**TEXT EXTRACT**
::::

The mapping information of files/directories to volumes ("mount points")
is contained in the file system itself and
therefore the same for any client traversing the AFS file space. Through
adequate construction of mount points it is possible to reference each file in
AFS by a path name which will be the same for every AFS client machine in the
world.
In order to keep path names unique, an early component of the path name is
the cell name. An AFS cell is a collection of AFS servers and
clients. The cell is an administratively independent domain, and among others
the boundary for the validity of AFS userids (see below). A typical
pathnames of an AFS file is
/afs/physto.se/home/r/rahman/public/afsug.ps
Access to AFS files is location transparent. System processes resolve each
file's physical location automatically based on information contained within the
file system. The user does normally not even know how many servers are in a
cell. Files can sometime exist in multiple copies on several servers for load
balancing and availability purposes, with the AFS cache manager choosing a copy
based on availability and topological distance in the network.
AFS uses Access Control Lists stored with each directory, which allow fine specifications.
Users are identified to AFS using Kerberos authentication. AFS user
identifications are global to the whole cell, and not necessarily related to the
local authentication on the user's workstation. Authenticated users hold
Kerberos tickets for the service 'afs', in AFS called a token.
Simply presenting a valid token is already proof of authenticity. In
order to limit the damage in case of accidental disclosure tickets are therefore
protected by an expiry date - after that date the ticket or token is no
longer accepted. The usual lifetime for AFS is 25 hours, which forces the user
to re-authenticate every day.
Based on the user's authentication, connections to AFS file servers are
automatically established when needed, using complex Kerberos mutual
authentication. Although data is exchanged in clear, control information between
a user's workstation and a fileserver is encrypted using a key shared only
between the workstation and the fileserver, making it virtually impossible for
another node on the network to masquerade as the user, or to insert himself into
an ongoing connection and act on behalf of the user.
At Nordita, users can apply for an AFS account via
the secretary.
The account creation implies
creation of a reasonably sized AFS volume.

::::

**DATASET CONTENT**
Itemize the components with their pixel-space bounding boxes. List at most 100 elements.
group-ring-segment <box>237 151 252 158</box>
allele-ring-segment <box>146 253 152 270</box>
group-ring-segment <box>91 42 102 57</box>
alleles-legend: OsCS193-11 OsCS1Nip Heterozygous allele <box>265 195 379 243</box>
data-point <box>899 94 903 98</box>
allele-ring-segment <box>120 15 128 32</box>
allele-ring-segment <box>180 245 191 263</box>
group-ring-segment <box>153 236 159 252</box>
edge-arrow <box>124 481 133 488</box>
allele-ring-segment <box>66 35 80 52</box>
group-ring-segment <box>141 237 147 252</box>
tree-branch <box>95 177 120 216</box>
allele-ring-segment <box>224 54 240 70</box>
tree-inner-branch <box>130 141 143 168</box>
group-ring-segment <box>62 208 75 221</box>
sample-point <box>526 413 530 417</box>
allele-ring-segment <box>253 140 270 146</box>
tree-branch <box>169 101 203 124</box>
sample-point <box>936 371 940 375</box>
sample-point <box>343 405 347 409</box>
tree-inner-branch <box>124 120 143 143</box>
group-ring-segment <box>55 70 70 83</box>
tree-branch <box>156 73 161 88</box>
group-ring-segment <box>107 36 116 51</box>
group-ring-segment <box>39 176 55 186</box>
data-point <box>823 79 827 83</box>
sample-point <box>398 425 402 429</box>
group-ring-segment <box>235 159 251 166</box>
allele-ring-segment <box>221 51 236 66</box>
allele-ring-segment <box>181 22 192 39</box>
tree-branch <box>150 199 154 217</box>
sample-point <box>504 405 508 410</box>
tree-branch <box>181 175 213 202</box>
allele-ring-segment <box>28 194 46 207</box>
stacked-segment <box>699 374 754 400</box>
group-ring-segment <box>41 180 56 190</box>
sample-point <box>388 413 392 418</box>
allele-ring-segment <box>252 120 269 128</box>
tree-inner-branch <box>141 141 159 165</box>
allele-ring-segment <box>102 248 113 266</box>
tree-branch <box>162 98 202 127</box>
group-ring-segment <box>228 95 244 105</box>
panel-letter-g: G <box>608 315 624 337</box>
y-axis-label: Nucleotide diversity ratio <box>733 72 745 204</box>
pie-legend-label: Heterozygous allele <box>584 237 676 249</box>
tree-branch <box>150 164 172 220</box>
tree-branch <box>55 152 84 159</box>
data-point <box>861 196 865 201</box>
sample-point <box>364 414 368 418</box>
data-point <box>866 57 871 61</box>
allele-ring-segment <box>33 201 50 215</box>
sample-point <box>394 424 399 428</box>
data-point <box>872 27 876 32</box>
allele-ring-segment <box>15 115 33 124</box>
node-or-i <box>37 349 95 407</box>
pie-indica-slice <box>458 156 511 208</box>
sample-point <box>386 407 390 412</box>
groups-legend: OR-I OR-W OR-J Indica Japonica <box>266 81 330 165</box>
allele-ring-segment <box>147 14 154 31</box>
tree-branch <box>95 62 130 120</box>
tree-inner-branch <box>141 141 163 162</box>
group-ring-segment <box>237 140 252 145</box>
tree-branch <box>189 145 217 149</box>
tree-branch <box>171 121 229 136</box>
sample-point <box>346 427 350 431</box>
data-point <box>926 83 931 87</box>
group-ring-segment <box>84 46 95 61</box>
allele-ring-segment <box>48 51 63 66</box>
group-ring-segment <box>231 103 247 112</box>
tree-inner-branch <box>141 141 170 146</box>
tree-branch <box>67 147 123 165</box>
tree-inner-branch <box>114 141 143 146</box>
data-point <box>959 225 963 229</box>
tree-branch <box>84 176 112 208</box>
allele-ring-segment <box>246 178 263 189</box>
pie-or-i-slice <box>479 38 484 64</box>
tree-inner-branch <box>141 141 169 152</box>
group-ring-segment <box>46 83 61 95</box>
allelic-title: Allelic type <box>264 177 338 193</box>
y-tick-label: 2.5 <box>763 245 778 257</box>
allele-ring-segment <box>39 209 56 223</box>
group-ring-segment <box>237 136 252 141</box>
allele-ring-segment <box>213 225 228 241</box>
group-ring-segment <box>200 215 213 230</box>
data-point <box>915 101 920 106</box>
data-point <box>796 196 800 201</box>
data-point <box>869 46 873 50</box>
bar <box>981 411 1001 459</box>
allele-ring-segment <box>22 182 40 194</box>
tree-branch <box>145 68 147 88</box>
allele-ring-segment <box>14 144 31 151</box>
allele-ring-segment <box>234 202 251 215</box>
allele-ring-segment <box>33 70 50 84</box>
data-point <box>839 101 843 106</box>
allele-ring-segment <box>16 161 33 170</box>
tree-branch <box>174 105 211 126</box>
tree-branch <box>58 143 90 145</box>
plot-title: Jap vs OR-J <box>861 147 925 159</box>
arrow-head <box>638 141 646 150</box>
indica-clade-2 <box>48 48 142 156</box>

::::

**WRITTEN EXERCISE 1**
Reproduce the AFS overview from "In order to" to "allow fine specifications.".
**WRITTEN EXERCISE 2**
In order, list each component of the example path name of an AFS file given in the AFS overview.

**RESULT 1**
In order to keep path names unique, an early component of the path name is
the cell name. An AFS cell is a collection of AFS servers and
clients. The cell is an administratively independent domain, and among others
the boundary for the validity of AFS userids (see below). A typical
pathnames of an AFS file is
/afs/physto.se/home/r/rahman/public/afsug.ps
Access to AFS files is location transparent. System processes resolve each
file's physical location automatically based on information contained within the
file system. The user does normally not even know how many servers are in a
cell. Files can sometime exist in multiple copies on several servers for load
balancing and availability purposes, with the AFS cache manager choosing a copy
based on availability and topological distance in the network.
AFS uses Access Control Lists stored with each directory, which allow fine specifications.

**RESULT 2**
afs
physto.se
home
r
rahman
public
afsug.ps